Berkenaan dengan pentingnya niat dalam sebuah amalan telah disebutkan dalam hadist rasulullah yang diriwayatkan dari Umar bin Khatab, bahwasanya beliau pernah mendengar rasulullah saw bersabda:

إِنَّمَا اْلأَعْمَالُ بِالنِّيَّاتِ وَإِنَّمَا لِكُلِّ امْرِئٍ مَا نَوَى. فَمَنْ كَانَتْ هِجْرَتُهُ إِلَى اللهِ وَرَسُوْلِهِ فَهِجْرَتُهُ إِلَى اللهِ وَرَسُوْلِهِ، وَمَنْ كَانَتْ هِجْرَتُهُ لِدُنْيَا يُصِيْبُهَا أَوْ امْرَأَةٍ يَنْكِحُهَا فَهِجْرَتُهُ إِلَى مَا هَاجَرَ إِلَيْهِ.

 Sesungguhnya setiap perbuatan tergantung niatnya. Dan sesungguhnya setiap orang (akan dibalas) berdasarkan apa yang dia niatkan. Siapa yang hijrahnya karena (ingin mendapatkan keridhaan) Allah dan Rasul-Nya, maka hijrahnya kepada (keridhaan) Allah dan Rasul-Nya. Dan siapa yang hijrahnya karena menginginkan kehidupan yang layak di dunia atau karena wanita yang ingin dinikahinya maka hijrahnya (akan bernilai sebagaimana) yang dia niatkan.(HR Bukhari no:1)

Dari hadits ini, maka terbangunlah qaidah kubara yang menunjukkan pentingnya niat dalam setiap beramal, yaitu al umuuru bi maqasidiha “setiap perkara yang dilakukan seorang mukallaf itu tergantung dari apa yang diniatkan”. Maka yang dinilai dari sebuah amalan adalah dari niat yang mengiringi amalan tersebut.

Niat tidak hanya disertakan pada amalan yang derupa ibadah, tetapi niat masuk juga pada semua perkara yang mubah, seperti makan, minum, jual beli, dan perkara mubah lainnya. Semua amalan tersebut bisa bernilai ibadah jika disertai dengan niat ibadah, dan menjadi amalan biasa yang tidak mengandung pahala apabila tidak ada niat ibadah yang mengiringinya.

Niat menjadi pembeda setiap amalan

            Niat merupakan pondasi sebuah amalan, maka hasil dari amalan tersebuat akan tergantung dari pondasi yang membangunnya. Begitu juga niat menjadi tolak ukur setiap amalan yang dilakukan seoramg mukallaf. Sebuah amalan mubah menjadi bernilai pahala apabila disertakan niat ibadah didalamnya, sama halnya dengan amalan mubah yang dilakukan tanpa disertai niat ibadah tidak ada nilai lebih kecuali hanya hasil dari amalan tersebut.

Contoh seperti seseorang yang makan dengan disertai niat ibadah maka aktifitas makannya bernilai pahala, selain orang itu mendapatkan rasa kenyang dari apa yang dimakan tersebut. Berbeda halnya dengan seseorang yang makan tanpa disertai niat ibadah, maka tidak ada yang dia dapatkan kecuali hanya rasa kenyang.

-*-

* Perintah 1 *
Menurut teks tentang niat, apa yang didapat seseorang yang makan tanpa disertai niat ibadah?
* Perintah 2 *
Temukan setiap baris dalam catatan yang memuat kata "intro", lalu salin baris-baris tersebut.
Teks ini tidak ada hubungannya dengan catatan.

-*-

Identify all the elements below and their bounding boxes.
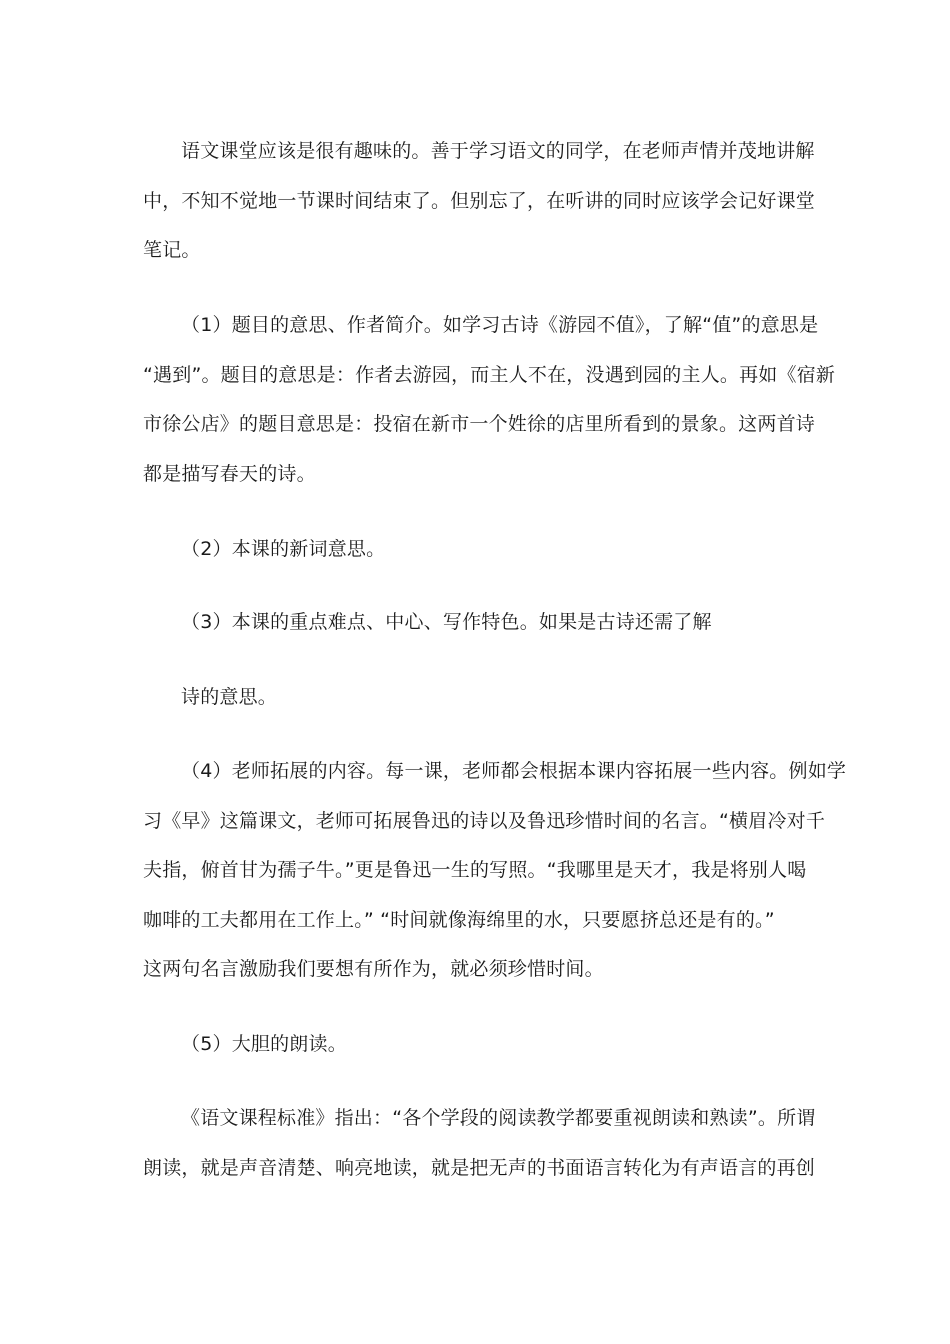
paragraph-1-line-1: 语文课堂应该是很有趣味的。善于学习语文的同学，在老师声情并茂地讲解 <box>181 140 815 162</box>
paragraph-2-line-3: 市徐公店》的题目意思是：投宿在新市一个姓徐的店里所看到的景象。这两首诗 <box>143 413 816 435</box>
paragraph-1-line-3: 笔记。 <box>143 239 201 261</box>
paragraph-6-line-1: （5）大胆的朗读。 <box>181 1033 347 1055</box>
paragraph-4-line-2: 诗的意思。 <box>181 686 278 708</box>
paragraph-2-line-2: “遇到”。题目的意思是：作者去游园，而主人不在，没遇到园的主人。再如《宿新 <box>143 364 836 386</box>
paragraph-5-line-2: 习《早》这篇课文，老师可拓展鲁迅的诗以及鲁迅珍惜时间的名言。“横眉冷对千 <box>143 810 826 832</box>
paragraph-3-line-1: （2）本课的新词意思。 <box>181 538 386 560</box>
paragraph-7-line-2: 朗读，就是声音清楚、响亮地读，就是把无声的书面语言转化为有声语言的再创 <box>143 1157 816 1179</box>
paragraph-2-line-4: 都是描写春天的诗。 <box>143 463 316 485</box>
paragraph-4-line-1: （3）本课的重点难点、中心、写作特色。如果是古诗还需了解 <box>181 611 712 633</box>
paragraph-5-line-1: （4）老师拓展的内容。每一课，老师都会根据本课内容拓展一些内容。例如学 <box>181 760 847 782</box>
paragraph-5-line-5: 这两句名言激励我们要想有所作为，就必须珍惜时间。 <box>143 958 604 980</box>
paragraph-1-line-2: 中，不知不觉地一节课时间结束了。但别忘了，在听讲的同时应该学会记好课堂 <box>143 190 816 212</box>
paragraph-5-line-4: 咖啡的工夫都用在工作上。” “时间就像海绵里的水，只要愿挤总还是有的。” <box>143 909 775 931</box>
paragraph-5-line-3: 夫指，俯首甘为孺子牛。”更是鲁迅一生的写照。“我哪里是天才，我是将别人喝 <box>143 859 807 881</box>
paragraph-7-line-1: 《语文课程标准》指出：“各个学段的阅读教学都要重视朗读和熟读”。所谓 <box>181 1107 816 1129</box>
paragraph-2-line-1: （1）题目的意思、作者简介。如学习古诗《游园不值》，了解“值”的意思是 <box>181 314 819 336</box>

-*-

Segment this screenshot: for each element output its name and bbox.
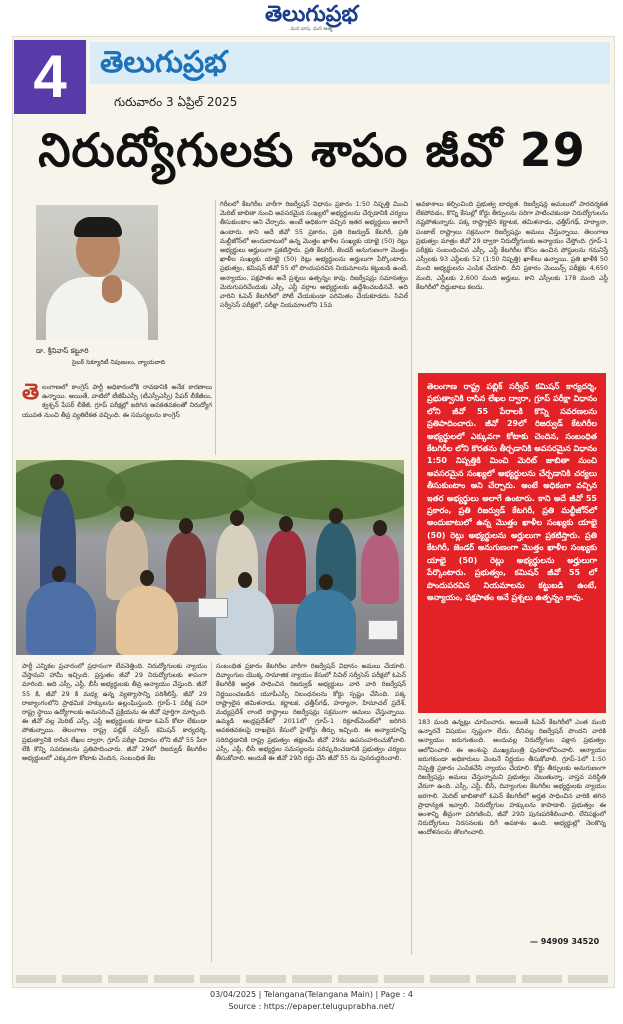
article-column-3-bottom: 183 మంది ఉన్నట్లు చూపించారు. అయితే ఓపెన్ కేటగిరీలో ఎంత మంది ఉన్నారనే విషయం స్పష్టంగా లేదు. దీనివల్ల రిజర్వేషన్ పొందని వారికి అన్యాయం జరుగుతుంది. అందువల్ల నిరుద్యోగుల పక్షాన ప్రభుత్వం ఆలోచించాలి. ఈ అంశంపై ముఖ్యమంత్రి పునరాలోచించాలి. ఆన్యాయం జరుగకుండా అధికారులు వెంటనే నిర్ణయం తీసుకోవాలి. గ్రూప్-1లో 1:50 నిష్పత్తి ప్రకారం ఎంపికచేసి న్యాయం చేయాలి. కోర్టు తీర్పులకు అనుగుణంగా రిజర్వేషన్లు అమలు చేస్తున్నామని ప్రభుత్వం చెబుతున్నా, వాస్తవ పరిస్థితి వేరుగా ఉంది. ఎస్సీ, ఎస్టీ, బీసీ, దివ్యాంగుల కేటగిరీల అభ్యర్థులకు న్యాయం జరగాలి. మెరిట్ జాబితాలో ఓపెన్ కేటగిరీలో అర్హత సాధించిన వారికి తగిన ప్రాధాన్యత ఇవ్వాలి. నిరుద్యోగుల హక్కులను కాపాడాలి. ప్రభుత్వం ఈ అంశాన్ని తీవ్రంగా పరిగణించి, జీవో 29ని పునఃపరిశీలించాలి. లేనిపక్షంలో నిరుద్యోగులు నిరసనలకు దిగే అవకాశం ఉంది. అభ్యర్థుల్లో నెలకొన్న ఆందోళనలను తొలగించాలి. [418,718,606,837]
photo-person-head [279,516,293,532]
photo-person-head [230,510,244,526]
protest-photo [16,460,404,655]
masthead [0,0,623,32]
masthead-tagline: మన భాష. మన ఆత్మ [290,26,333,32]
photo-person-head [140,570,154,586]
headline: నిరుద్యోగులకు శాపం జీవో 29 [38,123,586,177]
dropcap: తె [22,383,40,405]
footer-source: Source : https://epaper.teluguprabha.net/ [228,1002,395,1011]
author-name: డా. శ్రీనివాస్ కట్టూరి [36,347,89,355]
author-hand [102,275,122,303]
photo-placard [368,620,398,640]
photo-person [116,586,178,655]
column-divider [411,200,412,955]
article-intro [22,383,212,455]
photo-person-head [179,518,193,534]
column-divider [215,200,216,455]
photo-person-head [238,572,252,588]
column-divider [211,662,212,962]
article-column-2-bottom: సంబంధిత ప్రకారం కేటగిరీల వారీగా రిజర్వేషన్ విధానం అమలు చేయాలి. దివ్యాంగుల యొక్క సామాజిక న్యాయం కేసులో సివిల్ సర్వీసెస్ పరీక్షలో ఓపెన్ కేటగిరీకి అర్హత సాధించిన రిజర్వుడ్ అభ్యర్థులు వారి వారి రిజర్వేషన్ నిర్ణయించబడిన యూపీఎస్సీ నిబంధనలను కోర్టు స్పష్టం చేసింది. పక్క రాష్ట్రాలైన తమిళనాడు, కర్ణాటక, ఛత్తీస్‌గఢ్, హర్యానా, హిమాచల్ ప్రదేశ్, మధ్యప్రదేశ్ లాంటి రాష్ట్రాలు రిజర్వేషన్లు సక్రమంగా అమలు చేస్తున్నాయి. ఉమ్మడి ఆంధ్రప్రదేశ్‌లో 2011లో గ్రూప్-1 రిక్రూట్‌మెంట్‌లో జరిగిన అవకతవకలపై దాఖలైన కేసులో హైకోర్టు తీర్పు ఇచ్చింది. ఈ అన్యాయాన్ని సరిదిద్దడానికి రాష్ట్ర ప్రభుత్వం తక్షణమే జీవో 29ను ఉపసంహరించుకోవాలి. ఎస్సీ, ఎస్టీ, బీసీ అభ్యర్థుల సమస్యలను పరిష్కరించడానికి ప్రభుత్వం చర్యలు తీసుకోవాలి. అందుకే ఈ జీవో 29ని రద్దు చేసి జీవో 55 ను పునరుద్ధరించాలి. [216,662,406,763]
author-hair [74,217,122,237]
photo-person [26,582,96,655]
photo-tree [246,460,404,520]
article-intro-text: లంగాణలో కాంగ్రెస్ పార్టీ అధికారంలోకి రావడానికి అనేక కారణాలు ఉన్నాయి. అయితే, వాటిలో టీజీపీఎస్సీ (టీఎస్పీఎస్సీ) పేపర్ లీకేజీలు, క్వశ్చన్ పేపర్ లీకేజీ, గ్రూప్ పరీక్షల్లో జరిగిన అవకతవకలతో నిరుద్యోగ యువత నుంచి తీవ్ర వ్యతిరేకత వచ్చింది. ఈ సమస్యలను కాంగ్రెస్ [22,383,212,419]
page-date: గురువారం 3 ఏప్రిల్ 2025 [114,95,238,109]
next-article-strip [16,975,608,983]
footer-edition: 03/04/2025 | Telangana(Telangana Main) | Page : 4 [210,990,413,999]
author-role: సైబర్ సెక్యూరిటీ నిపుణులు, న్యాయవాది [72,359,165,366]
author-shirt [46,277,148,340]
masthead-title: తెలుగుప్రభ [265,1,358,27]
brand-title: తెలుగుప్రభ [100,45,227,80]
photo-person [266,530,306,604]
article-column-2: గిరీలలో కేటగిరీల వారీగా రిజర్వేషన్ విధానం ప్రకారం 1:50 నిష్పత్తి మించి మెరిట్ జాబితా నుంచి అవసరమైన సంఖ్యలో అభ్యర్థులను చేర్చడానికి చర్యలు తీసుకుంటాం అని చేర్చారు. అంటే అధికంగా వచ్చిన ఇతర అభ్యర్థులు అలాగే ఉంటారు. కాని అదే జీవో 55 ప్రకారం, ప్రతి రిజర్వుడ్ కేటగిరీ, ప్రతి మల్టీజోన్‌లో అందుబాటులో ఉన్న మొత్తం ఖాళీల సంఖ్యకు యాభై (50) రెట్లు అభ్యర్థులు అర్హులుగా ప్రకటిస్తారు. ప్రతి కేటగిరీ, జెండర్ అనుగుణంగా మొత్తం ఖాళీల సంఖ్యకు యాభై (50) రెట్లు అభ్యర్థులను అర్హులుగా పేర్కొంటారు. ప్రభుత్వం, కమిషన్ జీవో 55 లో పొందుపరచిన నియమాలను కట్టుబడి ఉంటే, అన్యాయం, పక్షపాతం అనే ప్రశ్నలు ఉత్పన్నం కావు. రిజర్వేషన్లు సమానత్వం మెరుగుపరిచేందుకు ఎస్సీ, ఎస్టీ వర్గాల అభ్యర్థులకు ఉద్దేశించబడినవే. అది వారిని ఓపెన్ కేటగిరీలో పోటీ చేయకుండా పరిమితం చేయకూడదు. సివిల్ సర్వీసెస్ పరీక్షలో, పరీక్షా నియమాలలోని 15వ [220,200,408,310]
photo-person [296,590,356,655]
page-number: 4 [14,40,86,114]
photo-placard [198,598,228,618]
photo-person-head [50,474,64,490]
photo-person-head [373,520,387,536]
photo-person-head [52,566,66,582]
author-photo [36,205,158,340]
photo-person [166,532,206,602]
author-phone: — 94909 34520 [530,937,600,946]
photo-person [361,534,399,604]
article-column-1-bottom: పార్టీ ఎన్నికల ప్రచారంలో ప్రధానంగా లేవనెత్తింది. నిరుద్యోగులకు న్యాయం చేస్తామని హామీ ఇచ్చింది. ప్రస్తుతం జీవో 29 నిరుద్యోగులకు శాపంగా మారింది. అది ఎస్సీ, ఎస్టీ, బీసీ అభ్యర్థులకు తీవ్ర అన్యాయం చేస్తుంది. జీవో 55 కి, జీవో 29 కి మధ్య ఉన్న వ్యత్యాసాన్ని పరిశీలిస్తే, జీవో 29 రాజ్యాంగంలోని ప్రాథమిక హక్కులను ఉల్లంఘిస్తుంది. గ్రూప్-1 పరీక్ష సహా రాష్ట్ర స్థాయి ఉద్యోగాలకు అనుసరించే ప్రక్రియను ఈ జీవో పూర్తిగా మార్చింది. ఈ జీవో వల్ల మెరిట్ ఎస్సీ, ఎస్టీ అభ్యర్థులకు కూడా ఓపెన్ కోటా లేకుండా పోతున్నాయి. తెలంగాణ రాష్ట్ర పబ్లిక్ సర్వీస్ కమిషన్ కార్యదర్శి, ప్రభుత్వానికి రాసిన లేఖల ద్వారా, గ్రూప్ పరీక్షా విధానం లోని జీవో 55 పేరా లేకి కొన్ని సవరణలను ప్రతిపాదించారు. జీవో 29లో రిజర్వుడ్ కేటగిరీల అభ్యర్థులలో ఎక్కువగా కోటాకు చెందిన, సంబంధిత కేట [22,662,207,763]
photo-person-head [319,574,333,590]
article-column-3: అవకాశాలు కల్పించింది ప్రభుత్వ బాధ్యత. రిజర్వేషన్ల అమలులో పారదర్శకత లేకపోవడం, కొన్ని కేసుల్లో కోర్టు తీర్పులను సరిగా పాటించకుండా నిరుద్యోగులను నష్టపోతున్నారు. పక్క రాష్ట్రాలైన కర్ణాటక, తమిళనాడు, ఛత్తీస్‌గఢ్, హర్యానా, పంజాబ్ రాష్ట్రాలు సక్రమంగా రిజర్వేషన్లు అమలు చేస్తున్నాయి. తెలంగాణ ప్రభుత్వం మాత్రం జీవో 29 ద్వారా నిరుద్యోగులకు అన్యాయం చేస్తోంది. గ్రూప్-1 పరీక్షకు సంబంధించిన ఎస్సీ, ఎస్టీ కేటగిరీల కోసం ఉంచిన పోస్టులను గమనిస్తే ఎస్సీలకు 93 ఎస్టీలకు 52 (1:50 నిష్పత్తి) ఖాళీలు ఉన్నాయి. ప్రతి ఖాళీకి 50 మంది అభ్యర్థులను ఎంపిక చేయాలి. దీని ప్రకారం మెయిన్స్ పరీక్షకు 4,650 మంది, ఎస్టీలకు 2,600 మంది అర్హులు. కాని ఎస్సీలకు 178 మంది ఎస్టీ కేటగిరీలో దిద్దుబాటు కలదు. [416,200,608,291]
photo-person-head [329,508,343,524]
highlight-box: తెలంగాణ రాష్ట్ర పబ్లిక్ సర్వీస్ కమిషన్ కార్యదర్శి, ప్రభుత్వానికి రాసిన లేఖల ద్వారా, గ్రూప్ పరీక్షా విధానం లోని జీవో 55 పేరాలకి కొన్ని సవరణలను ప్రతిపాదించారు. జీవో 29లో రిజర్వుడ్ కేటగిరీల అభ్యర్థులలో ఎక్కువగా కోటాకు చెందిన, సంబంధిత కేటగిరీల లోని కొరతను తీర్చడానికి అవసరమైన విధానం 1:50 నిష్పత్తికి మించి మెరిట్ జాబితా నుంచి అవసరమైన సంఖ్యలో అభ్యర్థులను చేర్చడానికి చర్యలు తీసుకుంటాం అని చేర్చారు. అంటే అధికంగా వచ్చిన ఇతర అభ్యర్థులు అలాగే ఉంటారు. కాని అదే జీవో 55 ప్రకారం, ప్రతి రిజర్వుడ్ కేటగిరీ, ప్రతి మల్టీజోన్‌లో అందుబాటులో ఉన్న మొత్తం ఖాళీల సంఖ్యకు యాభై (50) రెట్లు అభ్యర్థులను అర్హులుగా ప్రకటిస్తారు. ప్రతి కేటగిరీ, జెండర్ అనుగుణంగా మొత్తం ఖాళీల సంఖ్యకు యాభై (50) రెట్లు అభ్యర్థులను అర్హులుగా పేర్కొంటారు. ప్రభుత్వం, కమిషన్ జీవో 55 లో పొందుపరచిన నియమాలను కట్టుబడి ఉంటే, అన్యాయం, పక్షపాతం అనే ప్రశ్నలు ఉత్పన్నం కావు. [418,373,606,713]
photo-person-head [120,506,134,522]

-*-

* Jawaban lengkap 1 *
Ia tidak mendapatkan apa pun kecuali rasa kenyang.

* Jawaban lengkap 2 *
article-intro [22,383,212,455]
article-intro-text: లంగాణలో కాంగ్రెస్ పార్టీ అధికారంలోకి రావడానికి అనేక కారణాలు ఉన్నాయి. అయితే, వాటిలో టీజీపీఎస్సీ (టీఎస్పీఎస్సీ) పేపర్ లీకేజీలు, క్వశ్చన్ పేపర్ లీకేజీ, గ్రూప్ పరీక్షల్లో జరిగిన అవకతవకలతో నిరుద్యోగ యువత నుంచి తీవ్ర వ్యతిరేకత వచ్చింది. ఈ సమస్యలను కాంగ్రెస్ [22,383,212,419]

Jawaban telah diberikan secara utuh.